Your instructions →
Pick out every line holding the string "Direct" and copy it.
START Provided data
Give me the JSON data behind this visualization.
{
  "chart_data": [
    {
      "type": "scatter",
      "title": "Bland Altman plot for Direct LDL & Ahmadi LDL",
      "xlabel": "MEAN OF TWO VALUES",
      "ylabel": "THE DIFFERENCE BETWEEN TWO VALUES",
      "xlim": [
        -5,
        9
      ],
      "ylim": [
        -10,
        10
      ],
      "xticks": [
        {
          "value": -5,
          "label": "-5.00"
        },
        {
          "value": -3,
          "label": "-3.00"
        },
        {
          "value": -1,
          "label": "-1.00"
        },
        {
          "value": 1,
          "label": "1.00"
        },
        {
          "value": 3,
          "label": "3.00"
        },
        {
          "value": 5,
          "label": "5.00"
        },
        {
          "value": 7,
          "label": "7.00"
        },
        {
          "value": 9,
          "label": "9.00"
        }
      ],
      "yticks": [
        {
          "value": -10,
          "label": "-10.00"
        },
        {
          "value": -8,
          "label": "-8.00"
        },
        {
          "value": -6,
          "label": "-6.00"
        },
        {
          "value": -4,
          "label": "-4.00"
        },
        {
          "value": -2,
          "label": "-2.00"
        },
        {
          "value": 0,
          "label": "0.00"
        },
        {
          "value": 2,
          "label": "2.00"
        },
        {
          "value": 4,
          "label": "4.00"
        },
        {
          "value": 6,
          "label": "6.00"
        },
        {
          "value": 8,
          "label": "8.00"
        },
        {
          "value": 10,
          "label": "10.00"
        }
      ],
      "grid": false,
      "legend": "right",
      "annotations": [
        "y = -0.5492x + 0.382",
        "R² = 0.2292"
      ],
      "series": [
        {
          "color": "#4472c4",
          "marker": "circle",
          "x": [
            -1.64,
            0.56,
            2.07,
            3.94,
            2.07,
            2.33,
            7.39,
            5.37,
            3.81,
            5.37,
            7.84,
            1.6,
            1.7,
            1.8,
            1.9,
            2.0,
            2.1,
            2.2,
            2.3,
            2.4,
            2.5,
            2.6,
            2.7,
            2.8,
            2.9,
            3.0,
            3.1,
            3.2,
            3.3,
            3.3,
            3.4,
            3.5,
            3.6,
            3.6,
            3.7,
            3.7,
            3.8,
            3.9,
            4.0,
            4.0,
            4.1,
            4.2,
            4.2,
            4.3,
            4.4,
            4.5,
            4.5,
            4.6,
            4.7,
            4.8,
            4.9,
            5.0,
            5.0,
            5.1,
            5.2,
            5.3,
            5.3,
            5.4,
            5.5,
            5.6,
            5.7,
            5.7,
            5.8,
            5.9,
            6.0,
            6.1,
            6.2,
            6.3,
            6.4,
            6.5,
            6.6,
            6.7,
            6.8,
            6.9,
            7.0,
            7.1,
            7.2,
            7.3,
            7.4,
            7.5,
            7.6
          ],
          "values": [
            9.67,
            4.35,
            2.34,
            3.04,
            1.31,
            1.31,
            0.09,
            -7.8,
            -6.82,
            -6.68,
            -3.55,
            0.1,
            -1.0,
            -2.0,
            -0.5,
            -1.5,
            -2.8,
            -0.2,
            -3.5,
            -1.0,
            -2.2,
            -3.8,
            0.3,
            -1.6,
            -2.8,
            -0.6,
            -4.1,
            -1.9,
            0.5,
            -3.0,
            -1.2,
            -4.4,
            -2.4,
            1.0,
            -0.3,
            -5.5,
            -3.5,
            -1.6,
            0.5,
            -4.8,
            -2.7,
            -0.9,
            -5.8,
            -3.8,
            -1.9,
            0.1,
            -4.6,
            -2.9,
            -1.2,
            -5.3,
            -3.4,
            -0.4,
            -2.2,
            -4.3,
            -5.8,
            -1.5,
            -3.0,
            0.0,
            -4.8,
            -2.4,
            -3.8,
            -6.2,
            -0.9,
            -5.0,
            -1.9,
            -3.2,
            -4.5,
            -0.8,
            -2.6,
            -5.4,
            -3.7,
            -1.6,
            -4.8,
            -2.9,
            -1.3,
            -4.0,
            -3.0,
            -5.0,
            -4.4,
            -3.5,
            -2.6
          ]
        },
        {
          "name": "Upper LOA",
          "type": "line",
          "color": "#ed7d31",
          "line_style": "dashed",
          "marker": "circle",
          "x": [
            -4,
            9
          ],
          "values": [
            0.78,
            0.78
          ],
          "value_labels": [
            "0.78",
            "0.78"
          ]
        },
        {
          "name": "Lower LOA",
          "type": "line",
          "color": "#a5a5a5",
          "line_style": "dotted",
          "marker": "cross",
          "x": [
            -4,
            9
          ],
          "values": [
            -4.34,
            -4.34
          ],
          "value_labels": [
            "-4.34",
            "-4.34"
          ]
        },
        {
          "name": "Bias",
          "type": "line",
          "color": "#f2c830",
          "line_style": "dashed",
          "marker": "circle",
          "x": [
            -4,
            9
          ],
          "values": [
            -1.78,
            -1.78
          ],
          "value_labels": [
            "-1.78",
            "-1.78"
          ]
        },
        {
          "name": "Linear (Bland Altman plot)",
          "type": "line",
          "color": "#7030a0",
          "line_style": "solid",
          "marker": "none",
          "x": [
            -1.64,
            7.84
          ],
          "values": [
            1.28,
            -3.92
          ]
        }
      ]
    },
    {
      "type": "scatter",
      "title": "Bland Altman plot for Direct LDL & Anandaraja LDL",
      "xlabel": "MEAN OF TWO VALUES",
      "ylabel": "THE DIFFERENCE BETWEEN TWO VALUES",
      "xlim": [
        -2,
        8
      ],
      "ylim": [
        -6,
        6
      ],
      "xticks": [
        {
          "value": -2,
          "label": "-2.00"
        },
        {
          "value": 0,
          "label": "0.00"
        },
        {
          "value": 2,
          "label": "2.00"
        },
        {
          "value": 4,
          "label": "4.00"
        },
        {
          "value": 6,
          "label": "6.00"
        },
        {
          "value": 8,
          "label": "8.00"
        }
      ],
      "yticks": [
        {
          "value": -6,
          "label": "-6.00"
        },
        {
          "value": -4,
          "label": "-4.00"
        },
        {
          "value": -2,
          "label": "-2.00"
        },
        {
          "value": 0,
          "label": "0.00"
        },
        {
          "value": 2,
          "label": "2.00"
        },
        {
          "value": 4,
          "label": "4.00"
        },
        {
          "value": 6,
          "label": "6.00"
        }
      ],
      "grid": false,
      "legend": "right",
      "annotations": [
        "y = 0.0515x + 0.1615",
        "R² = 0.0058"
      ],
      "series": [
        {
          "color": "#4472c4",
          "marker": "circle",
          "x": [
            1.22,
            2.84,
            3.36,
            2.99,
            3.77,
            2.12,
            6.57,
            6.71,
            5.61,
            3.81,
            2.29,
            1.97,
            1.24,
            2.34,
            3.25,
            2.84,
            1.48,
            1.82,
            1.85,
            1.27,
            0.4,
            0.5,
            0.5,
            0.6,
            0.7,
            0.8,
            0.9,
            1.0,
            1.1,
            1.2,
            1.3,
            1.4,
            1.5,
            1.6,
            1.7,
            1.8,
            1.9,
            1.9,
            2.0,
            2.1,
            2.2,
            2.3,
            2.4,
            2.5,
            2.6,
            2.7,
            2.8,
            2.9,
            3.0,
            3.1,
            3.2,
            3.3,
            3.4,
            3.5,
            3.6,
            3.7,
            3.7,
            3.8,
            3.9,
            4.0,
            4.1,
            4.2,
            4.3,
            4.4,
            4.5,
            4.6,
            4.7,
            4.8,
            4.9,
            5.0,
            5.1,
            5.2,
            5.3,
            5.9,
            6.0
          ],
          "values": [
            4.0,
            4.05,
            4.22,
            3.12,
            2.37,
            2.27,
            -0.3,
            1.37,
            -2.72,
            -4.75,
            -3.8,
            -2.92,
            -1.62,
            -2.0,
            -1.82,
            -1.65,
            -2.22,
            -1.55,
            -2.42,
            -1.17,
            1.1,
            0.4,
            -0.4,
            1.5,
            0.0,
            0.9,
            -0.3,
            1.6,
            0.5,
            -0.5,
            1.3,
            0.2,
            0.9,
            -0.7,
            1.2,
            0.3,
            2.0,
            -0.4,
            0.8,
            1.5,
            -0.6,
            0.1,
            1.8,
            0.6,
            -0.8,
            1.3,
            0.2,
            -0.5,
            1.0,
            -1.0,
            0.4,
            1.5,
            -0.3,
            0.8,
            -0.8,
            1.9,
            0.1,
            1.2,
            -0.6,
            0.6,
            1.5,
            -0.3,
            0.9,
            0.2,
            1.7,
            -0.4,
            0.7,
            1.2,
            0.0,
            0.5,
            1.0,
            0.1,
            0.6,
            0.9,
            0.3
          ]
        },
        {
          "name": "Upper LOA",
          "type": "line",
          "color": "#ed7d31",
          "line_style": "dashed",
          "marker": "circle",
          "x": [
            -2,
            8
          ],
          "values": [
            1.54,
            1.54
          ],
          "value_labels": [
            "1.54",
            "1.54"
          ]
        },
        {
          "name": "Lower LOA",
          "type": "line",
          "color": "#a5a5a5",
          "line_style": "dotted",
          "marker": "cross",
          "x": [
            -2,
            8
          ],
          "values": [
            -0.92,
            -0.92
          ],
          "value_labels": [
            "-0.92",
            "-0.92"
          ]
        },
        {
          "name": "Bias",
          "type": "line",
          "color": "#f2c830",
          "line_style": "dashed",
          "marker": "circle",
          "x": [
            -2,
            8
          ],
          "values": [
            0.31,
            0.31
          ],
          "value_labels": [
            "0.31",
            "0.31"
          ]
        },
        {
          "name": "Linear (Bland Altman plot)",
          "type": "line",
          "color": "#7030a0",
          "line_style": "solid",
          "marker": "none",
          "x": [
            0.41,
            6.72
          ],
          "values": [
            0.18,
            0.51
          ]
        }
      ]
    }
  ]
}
END Provided data
Task result →
      "title": "Bland Altman plot for Direct LDL & Ahmadi LDL",
      "title": "Bland Altman plot for Direct LDL & Anandaraja LDL",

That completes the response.